READING TEXT →
########################################

# Im passed the cheating I want him gone but he wont take his belongings.



## watt_hapnd (Aug 14, 2010)

Two months ago after a year of putting up with a lot of cheating, lying, dishonesty and whatever else that goes with it. I had finally built up the courage to tell him I didnt want him anymore and that I really wanted him gone, completely. 
After 2 wks of not talking with one another I had to call him while he was at work to get in touch with his family as they need some assistance from him and he asked me then when were we going to make time to talk. I told him that I was ready to move on however in the back of mind i was willing to hear what "junk" he had to say to me. 
Although he insisted that he wanted to talk and tells me that after all of what hes done, our marriage is still worth trying for. 
I keep asking him to come around regardless as to whether we are home or not to take his things and leave us alone. But he hasnt done that. I feel he is only leaving his belongings as a way of keeping us here where we cant move house or get on with our lives. 
He also suggested that after I had asked him to leave that he did only what i asked because he felt that I needed space from him. My theory on that, is I think a whole year of dealing with his ins and outs of being with us was enough space to have. 

At the moment I know my efforts have run dry of keeping my family together so i feel there is no point of trying now. He says he is living with friends at the moment which I feel doesnt concern me. I dont feel he is taking me seriously as to what I have asked also I feel that with him not making an effort to come by and collect his belongings, he is using it as an excuse to not let us move on and it is frustrating me more. I feel he is only ignoring my request and thinks that I still need more time away from him in the hopes that I may change my mind for him to come back home. 
Does anyone have any idea how else this could be handled? Whats your thoughts?


----------



## Powerbane (Nov 8, 2010)

Pack his stuff and tell him to come get or you will be donating to Goodwill
_Posted via Mobile Device_


----------



## watt_hapnd (Aug 14, 2010)

Powerbane said:


> Pack his stuff and tell him to come get or you will be donating to Goodwill
> _Posted via Mobile Device_


Stuff is ready to go....3 suitcases full, 2x carry on containers and a boat. The only stink thing is, hes chained that so you cannot be moved. I guess that one item is the thing thats making me feel that he wont make an effort to get his stuff out. 
Theres been many offers from others that have said they would take it but because of it being chained its not really going anywhere fast. Its frustrating and probably stupid!!


----------



## Runs like Dog (Feb 25, 2011)

I saw a greeting card once. On the outside it said "Darling, I'm glad we finally got everything out in the open"

On the inside it said 

"All your clothes are on the front lawn and everything else of yours is broken litter down the street"

########################################

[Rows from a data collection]
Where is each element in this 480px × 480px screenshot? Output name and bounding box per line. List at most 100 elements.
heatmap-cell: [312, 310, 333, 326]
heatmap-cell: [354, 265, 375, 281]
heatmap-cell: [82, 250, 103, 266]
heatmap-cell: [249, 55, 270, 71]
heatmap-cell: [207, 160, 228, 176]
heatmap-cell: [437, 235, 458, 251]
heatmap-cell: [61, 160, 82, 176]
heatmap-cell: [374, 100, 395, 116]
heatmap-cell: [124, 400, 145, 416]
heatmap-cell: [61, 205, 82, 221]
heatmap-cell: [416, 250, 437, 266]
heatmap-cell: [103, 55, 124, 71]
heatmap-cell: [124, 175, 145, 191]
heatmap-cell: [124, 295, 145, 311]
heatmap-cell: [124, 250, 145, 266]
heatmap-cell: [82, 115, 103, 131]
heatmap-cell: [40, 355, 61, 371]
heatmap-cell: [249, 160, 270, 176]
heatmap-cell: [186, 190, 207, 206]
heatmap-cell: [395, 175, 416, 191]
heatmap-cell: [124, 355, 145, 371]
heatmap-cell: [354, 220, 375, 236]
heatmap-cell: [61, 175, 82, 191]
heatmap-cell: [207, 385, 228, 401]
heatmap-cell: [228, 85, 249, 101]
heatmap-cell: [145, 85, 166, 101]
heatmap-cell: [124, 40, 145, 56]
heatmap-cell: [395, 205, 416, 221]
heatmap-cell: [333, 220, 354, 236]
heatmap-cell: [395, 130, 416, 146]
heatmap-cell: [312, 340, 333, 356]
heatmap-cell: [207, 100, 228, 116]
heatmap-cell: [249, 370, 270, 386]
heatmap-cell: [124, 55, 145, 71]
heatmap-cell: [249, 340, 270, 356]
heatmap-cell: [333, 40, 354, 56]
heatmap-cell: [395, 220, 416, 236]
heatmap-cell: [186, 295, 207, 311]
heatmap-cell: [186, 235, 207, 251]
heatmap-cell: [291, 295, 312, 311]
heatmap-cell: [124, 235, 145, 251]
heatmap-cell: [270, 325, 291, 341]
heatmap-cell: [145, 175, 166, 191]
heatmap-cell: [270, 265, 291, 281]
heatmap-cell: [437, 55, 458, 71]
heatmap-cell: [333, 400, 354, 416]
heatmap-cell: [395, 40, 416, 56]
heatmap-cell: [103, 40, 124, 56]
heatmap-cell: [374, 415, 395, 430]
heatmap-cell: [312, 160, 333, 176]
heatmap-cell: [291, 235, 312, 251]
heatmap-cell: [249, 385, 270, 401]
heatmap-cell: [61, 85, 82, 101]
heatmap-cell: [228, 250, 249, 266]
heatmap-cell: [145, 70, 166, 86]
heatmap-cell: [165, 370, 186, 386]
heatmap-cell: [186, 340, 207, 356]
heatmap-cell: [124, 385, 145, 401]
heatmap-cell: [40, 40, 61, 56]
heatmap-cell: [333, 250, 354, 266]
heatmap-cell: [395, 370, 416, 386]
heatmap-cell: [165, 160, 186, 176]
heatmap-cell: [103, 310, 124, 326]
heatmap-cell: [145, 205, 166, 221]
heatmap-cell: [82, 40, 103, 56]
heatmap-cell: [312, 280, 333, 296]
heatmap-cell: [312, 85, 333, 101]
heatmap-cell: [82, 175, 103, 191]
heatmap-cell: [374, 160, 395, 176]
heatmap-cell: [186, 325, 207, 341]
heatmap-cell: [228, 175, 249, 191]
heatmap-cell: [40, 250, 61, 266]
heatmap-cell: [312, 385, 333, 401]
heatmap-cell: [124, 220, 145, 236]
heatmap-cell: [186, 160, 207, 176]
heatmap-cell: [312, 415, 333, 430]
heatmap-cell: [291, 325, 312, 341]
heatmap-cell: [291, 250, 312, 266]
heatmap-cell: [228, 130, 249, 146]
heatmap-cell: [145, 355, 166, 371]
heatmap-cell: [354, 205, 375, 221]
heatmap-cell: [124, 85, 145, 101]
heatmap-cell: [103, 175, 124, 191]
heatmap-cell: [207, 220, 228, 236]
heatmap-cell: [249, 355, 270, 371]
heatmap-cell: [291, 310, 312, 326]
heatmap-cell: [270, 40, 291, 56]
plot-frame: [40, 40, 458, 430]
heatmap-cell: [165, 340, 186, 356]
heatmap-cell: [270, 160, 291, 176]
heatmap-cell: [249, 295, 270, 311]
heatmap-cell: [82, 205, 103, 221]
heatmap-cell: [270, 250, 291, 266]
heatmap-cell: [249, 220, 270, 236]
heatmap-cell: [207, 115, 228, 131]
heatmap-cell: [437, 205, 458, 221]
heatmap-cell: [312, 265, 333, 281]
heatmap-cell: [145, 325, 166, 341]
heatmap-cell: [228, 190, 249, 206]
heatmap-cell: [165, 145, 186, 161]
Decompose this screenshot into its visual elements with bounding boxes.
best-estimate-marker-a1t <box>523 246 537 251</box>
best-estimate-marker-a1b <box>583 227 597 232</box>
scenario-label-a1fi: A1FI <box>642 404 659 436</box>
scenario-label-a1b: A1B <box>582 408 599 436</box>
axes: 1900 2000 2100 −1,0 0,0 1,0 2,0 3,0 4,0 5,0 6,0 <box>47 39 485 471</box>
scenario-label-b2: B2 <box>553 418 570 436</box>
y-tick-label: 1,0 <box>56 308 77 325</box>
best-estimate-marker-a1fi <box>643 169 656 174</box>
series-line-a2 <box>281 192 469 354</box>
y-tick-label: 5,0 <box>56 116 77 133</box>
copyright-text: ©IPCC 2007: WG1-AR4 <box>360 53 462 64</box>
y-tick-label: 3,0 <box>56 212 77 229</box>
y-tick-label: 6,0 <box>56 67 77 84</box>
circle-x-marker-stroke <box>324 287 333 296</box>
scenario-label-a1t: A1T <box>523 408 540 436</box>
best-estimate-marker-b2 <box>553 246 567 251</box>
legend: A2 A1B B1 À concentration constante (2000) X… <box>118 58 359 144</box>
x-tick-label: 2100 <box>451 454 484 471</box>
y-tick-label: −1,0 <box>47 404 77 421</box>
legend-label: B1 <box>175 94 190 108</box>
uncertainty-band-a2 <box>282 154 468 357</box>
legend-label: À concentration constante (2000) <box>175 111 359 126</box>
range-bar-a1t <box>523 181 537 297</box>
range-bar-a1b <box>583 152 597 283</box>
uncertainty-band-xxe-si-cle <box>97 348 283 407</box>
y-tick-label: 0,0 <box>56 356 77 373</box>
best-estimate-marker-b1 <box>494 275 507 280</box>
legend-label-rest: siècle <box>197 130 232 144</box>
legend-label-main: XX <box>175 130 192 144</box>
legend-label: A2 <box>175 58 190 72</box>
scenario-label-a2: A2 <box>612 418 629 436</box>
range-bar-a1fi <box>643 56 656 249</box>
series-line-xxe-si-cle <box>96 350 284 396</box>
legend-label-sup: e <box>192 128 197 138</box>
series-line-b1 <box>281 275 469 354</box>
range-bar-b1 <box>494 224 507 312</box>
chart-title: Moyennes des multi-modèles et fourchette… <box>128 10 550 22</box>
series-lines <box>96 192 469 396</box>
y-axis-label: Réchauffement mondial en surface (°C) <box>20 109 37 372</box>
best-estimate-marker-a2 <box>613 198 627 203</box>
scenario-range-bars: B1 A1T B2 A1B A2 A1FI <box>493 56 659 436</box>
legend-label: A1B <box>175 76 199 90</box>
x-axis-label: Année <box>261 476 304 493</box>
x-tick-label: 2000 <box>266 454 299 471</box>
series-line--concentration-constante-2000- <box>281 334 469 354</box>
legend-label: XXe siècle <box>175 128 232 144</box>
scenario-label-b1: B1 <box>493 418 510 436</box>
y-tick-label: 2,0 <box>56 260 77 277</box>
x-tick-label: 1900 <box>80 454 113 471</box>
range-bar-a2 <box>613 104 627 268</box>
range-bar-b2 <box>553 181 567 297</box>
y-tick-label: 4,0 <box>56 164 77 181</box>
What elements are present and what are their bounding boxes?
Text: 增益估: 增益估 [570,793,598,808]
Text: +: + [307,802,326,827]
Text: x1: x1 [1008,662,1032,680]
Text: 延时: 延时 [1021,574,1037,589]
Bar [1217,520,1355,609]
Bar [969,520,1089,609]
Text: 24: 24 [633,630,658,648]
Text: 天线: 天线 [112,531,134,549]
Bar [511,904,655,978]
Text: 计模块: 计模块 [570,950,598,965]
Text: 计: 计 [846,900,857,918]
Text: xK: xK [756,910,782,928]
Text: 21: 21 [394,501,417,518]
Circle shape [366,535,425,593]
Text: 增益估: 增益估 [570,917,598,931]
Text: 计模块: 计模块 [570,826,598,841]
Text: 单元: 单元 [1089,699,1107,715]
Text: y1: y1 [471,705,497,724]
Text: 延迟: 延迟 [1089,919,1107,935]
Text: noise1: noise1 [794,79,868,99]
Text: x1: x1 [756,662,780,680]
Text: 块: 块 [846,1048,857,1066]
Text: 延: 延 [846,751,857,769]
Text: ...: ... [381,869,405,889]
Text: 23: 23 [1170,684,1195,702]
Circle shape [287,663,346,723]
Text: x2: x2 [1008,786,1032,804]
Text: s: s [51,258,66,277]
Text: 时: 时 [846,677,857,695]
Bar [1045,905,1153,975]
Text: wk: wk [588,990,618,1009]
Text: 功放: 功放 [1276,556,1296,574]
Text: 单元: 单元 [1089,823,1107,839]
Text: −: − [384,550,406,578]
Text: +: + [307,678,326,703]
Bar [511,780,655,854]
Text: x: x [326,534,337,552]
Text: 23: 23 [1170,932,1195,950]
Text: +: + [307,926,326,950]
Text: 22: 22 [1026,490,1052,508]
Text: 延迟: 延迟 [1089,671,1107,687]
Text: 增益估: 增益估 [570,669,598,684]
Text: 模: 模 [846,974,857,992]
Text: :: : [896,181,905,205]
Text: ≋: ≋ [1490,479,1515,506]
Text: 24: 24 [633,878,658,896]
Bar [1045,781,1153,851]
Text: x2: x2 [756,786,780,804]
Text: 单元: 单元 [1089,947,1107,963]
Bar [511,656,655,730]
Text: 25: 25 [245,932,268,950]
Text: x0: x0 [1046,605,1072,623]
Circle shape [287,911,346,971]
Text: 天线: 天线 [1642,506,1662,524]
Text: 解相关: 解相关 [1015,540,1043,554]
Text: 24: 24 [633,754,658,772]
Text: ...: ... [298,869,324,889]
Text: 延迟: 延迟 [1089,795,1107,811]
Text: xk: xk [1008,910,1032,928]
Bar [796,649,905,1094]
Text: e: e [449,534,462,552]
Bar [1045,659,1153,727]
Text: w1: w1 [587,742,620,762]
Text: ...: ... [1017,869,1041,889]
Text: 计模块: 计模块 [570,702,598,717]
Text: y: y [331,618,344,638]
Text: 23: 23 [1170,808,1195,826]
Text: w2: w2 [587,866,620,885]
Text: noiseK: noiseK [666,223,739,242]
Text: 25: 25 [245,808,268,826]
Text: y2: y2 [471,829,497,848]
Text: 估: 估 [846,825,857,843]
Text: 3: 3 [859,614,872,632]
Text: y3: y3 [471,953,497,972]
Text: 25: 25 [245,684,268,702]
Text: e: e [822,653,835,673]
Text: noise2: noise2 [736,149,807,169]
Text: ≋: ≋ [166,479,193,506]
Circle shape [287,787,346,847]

########################################

Extend the forum thread about the cheating partner who won't collect his belongings, picking up right after its last post. The rows have nothing to do with this.

RESULT OF THIS EXERCISE →
----------



## NumbAndSad (Feb 8, 2011)

watt_hapnd said:


> Stuff is ready to go....3 suitcases full, 2x carry on containers and a boat. The only stink thing is, hes chained that so you cannot be moved. I guess that one item is the thing thats making me feel that he wont make an effort to get his stuff out.
> Theres been many offers from others that have said they would take it but because of it being chained its not really going anywhere fast. Its frustrating and probably stupid!!


Bolt cutters. Done.


----------



## Powerbane (Nov 8, 2010)

Bolt cutters from hardware store or Lowes will take care of the chain.

If you really want that stuff gone - then do it. You can do it!

Stop making excuses. There is always a way around everything.


----------



## watt_hapnd (Aug 14, 2010)

Powerbane said:


> Bolt cutters from hardware store or Lowes will take care of the chain.
> 
> If you really want that stuff gone - then do it. You can do it!
> 
> Stop making excuses. There is always a way around everything.


Thanks heaps for the advice....Dont think for a second that all of that has not crossed my mind. 
Bolt cutters.....do you have any i can borrow? 

Im not making up excuses not for myself or him or anyone else. 
Its very easy to say. 
At the moment I have many people that would be happy to take it away however its not as easy when you theres no damn tow bar or even bolt cutters?????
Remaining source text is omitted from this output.